Given task:
Whenever a line below holds the word "trong", copy that line.

═════ Raw records

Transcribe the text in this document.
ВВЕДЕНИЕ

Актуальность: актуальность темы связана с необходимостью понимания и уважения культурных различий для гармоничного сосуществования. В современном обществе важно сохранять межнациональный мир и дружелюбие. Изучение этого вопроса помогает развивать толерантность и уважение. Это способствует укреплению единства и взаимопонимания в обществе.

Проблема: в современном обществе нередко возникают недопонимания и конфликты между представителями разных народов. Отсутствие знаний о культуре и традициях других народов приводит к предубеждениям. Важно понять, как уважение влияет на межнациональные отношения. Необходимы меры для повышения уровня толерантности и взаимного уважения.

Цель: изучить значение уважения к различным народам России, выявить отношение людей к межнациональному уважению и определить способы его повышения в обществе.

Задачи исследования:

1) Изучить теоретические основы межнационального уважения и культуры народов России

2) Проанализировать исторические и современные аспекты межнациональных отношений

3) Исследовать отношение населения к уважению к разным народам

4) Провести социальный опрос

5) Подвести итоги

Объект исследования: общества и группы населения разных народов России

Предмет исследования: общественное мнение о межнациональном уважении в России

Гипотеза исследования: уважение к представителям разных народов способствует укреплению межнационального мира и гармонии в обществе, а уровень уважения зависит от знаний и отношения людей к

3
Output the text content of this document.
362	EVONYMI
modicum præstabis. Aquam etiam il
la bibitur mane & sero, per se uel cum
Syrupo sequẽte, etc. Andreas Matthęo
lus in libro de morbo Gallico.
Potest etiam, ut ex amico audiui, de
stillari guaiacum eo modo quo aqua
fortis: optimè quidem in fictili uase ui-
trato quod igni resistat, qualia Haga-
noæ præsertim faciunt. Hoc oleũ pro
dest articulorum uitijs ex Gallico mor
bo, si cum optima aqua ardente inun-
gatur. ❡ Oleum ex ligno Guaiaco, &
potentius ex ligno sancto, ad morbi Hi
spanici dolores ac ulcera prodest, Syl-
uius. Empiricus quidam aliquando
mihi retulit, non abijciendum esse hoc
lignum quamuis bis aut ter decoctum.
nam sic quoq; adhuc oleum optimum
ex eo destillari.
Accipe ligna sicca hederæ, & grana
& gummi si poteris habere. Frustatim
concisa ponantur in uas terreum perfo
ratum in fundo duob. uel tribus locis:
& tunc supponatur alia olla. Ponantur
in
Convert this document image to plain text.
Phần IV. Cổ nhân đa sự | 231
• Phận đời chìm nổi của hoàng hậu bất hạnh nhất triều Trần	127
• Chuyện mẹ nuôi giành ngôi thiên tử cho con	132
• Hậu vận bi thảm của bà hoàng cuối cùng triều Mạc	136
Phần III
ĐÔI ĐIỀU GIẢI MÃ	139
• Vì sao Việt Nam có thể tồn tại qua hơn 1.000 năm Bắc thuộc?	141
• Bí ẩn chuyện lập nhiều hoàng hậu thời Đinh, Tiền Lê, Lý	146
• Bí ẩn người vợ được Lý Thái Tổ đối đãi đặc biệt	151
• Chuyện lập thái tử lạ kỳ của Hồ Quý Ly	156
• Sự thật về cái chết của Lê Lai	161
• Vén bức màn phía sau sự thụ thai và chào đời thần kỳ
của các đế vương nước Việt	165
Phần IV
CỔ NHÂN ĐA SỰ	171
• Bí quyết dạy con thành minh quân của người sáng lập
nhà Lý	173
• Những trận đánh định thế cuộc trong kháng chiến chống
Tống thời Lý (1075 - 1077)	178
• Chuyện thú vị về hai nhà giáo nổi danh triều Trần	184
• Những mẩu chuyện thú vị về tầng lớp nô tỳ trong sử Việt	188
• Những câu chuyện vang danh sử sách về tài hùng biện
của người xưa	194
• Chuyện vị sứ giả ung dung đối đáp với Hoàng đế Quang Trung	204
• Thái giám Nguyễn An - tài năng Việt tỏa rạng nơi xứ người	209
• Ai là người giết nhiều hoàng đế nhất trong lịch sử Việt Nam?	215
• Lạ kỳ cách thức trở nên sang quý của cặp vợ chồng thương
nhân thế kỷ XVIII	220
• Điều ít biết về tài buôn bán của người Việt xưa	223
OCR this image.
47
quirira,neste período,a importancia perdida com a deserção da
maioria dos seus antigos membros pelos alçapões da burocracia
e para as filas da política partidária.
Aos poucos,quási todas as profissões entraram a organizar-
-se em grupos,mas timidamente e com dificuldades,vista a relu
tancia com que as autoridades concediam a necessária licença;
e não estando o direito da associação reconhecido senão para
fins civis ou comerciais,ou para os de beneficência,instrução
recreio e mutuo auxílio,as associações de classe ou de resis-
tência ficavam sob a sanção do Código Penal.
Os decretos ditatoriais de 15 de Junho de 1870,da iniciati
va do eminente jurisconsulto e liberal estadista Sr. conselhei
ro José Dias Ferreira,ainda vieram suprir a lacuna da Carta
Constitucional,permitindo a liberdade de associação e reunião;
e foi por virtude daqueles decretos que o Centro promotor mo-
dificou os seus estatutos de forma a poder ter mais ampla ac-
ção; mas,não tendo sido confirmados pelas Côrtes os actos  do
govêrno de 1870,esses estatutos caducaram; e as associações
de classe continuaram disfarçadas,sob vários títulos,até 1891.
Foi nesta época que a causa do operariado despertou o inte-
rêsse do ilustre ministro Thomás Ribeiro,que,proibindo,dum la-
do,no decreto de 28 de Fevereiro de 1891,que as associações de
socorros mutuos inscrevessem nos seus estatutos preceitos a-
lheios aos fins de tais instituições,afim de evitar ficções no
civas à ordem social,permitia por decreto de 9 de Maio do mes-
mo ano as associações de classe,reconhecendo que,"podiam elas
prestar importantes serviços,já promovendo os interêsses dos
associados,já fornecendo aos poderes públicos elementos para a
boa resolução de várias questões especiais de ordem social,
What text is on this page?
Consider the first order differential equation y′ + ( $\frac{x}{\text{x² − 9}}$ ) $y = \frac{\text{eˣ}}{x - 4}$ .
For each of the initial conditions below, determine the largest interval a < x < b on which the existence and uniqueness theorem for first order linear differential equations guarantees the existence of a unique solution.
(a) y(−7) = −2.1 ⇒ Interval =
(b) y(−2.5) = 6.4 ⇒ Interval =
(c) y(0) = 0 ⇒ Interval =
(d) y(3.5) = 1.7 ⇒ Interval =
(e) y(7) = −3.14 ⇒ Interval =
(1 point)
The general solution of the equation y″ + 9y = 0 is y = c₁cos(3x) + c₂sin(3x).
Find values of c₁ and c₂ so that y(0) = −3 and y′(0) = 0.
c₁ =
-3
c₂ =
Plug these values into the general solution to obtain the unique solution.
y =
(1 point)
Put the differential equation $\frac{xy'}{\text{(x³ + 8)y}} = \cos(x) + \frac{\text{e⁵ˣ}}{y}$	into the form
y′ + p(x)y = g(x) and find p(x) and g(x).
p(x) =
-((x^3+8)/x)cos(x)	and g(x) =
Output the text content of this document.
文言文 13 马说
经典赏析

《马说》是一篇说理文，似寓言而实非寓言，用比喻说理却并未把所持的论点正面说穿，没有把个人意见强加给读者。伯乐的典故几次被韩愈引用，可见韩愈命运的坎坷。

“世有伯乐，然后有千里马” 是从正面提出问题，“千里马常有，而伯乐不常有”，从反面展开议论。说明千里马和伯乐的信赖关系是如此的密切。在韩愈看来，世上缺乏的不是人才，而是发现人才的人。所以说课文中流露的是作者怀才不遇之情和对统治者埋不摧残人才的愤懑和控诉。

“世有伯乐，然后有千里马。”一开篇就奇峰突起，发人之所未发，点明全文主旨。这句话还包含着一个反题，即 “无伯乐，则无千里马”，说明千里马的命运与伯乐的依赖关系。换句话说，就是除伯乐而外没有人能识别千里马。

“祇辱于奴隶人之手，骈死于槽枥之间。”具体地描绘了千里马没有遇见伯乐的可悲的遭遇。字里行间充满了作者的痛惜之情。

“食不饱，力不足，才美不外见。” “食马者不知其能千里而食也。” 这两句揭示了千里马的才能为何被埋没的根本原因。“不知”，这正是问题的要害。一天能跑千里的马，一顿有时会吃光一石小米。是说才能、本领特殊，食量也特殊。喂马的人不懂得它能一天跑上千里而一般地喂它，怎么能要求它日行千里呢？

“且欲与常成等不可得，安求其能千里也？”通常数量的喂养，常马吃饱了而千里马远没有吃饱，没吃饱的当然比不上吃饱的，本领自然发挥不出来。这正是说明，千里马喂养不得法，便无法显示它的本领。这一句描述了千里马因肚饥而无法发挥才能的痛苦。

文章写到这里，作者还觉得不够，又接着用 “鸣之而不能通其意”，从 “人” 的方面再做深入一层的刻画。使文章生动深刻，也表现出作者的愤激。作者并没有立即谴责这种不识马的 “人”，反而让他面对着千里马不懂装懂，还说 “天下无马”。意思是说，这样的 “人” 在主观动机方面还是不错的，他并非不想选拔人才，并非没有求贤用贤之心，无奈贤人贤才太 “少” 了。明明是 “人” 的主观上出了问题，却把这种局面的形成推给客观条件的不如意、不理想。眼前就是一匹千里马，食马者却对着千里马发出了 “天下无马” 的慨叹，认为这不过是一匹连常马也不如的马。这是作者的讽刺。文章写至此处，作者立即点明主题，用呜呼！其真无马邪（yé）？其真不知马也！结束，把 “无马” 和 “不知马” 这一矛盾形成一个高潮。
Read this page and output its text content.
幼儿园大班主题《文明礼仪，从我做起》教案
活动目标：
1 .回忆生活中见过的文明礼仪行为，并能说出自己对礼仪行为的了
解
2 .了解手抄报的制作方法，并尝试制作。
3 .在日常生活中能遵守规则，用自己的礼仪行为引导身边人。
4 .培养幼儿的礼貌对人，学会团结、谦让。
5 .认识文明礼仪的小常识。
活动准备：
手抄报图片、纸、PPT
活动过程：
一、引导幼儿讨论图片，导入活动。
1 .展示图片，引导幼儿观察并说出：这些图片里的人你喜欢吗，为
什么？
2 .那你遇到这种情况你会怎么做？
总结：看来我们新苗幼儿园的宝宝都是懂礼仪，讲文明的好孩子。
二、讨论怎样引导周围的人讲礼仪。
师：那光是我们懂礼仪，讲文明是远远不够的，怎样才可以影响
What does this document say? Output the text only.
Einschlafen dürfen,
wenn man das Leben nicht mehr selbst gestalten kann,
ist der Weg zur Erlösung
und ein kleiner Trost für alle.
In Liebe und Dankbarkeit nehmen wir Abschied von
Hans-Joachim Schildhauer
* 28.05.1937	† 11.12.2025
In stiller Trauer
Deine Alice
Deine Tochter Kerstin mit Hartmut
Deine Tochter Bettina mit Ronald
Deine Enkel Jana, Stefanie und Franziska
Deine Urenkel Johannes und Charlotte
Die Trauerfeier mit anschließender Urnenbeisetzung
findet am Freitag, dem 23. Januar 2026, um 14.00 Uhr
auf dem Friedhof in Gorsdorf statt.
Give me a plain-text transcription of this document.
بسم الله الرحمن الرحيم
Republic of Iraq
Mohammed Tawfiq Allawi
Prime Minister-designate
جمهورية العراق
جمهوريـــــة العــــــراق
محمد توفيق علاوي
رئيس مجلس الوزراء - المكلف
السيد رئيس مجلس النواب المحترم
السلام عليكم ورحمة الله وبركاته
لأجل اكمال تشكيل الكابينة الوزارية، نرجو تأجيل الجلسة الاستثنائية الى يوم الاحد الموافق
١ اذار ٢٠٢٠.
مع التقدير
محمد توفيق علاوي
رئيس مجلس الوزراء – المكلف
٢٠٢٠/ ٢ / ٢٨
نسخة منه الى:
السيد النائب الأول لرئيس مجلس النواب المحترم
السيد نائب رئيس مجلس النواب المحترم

══════════

Written response:
• Những trận đánh định thế cuộc trong kháng chiến chống
• Những mẩu chuyện thú vị về tầng lớp nô tỳ trong sử Việt	188
• Ai là người giết nhiều hoàng đế nhất trong lịch sử Việt Nam?	215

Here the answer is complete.